Mehrgenerationen-Werkstatt

Bei uns ist ja immer „Leben in der Bude“. Aber während es in der dunklen Jahreszeit eher die länger dauernden Restaurationen sind, die das Werkstattflair ausmachen, so wird es im Frühling deutlich lebhafter. Die nahende Oldie-Saison verlangt nach Service- oder kleineren Erweckungsmaßnahmen, um einen von Pannen ungetrübten Fahrspaß vorzubereiten.

So war bei uns in den vergangenen Tagen wieder einiges aufgeregtes Entengeschnatter zu hören – und mittendrin gelassen in sich ruhend der allerletzte der letzten „echten“ Citroëns: Ein C6. Ein reizvoller Kontrast, den wir Ihnen nicht vorenthalten wollen. Gleich mehrere Fahrzeuggenerationen liegen zwischen diesen beiden Typen, aber bei uns sind sie alle willkommen.

Das Kultpotenzial des C6 hat sich schon bei seiner Erscheinung angedeutet. Die herstellerseitig wenig ambitionierte Vermarktung und die relativ kurze Bauzeit resultierten in Stückzahlen, die weit hinter den ursprünglichen Erwartungen zurück blieben. Für die ein oder andere Markenwerkstatt ist er, wie man hört, ein unbeschriebenes Blatt – wir freuen uns hingegen auf ihn. Auch wenn er es uns, ganz in der Tradition „echter“ Citroëns, das Werkstattleben manchmal nicht so einfach macht.

Wir wünschen allen Franzosenfahrern einen guten Start in den Frühling – bonne route!

# Vorliegendes Material:
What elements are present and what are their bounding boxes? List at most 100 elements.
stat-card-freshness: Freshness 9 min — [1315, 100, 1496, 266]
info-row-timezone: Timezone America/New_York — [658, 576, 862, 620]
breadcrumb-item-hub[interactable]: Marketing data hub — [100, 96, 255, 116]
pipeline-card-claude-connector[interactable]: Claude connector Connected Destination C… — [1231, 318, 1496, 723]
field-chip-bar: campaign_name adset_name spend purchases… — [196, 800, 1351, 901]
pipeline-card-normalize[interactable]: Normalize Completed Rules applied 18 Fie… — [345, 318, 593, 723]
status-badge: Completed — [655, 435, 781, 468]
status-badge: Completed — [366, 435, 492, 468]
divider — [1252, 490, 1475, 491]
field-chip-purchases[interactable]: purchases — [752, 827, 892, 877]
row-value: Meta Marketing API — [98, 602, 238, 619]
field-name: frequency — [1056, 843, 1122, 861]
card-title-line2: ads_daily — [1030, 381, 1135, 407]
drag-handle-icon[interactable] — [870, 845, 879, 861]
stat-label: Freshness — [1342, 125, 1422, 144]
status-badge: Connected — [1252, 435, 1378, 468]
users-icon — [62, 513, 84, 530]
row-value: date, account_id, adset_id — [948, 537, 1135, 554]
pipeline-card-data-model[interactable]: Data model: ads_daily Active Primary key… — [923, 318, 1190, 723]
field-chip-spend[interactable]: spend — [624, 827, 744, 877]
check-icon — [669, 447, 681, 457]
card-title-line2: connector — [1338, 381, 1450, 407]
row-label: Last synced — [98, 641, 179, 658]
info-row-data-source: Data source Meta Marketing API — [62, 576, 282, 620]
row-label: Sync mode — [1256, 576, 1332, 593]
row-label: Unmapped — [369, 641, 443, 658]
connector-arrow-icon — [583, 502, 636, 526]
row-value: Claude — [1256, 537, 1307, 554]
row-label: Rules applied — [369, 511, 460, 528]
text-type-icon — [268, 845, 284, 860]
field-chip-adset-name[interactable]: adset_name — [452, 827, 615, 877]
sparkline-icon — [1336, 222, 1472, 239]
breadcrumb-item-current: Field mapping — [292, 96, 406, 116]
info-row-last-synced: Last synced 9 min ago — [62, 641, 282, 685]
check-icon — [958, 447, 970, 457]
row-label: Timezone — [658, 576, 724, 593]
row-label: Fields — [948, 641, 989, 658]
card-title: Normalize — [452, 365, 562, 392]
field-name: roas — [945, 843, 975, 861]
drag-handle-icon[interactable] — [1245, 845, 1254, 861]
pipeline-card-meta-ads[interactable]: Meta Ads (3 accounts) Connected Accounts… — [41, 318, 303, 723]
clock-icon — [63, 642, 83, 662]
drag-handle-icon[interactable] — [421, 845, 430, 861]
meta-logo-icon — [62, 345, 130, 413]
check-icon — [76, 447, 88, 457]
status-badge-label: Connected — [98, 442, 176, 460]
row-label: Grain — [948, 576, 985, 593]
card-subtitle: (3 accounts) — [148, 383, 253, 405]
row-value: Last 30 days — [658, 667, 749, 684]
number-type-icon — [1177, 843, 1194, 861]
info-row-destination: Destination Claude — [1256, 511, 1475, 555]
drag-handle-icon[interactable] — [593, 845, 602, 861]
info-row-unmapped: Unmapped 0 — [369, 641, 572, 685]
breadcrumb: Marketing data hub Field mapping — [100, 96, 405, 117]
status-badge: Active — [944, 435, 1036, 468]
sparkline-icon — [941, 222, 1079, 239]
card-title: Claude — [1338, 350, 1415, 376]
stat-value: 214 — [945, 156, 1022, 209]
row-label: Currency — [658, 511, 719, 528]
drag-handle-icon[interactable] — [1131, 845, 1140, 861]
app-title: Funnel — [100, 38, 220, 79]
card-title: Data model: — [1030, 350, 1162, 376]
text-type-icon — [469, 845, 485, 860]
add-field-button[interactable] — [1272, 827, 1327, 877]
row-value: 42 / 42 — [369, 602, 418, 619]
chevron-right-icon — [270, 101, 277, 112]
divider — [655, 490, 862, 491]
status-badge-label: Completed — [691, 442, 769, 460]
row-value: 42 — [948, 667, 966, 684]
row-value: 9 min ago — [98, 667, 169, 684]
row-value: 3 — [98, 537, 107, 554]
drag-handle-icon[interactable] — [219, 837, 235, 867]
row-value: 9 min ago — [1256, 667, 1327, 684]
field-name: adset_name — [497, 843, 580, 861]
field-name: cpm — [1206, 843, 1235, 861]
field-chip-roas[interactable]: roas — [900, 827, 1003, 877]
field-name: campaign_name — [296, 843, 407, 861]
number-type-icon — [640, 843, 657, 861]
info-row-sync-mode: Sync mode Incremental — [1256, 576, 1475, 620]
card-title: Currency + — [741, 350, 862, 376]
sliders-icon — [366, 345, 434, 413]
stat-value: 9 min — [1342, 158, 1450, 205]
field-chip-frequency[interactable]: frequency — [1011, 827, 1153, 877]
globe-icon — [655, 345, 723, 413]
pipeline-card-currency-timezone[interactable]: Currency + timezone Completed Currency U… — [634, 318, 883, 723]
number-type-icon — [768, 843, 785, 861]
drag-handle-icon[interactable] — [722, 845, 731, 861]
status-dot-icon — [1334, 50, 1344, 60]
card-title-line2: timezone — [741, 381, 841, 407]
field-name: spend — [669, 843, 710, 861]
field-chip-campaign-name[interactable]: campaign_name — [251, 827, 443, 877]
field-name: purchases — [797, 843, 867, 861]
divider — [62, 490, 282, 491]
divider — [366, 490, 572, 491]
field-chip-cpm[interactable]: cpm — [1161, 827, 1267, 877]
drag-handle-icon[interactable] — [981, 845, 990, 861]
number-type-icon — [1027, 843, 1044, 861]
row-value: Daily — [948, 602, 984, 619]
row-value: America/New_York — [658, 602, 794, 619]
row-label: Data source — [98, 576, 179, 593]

# Aufgaben:
• a. Geben Sie aus dem Text zur Mehrgenerationen-Werkstatt den Abschnitt von „Mehrgenerationen-Werkstatt“ bis einschließlich „sie alle willkommen.“ wortgetreu wieder.
• b. Wozu führten laut dem Text zur Mehrgenerationen-Werkstatt die wenig ambitionierte Vermarktung durch den Hersteller und die relativ kurze Bauzeit des C6?

# Antworten:
• a.
Mehrgenerationen-Werkstatt

Bei uns ist ja immer „Leben in der Bude“. Aber während es in der dunklen Jahreszeit eher die länger dauernden Restaurationen sind, die das Werkstattflair ausmachen, so wird es im Frühling deutlich lebhafter. Die nahende Oldie-Saison verlangt nach Service- oder kleineren Erweckungsmaßnahmen, um einen von Pannen ungetrübten Fahrspaß vorzubereiten.

So war bei uns in den vergangenen Tagen wieder einiges aufgeregtes Entengeschnatter zu hören – und mittendrin gelassen in sich ruhend der allerletzte der letzten „echten“ Citroëns: Ein C6. Ein reizvoller Kontrast, den wir Ihnen nicht vorenthalten wollen. Gleich mehrere Fahrzeuggenerationen liegen zwischen diesen beiden Typen, aber bei uns sind sie alle willkommen.

• b. Zu Stückzahlen, die weit hinter den ursprünglichen Erwartungen zurück blieben.